• EXERCISE PROMPT: Scan the material and copy every line in which "Produits" appears.

[START]

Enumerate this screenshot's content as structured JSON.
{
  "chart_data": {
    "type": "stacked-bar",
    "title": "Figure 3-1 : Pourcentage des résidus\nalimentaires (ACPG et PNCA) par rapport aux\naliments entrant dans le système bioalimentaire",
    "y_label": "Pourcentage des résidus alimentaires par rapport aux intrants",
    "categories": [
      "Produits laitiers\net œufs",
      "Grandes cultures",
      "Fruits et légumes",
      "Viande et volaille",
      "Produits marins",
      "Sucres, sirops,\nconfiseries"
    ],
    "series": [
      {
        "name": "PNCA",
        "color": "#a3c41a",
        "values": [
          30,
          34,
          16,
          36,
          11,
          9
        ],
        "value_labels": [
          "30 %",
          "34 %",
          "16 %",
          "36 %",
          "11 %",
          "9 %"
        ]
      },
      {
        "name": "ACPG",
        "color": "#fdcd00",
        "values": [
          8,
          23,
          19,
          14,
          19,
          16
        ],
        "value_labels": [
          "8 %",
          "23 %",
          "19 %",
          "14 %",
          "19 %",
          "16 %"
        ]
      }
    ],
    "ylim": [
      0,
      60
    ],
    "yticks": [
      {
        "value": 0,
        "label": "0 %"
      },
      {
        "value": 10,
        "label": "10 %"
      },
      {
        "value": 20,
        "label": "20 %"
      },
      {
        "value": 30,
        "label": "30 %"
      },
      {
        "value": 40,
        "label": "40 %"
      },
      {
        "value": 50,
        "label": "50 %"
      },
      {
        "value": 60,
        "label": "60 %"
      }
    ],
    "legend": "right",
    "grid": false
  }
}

[END]

• FINISHED TASK:
      "Produits laitiers\net œufs",
      "Produits marins",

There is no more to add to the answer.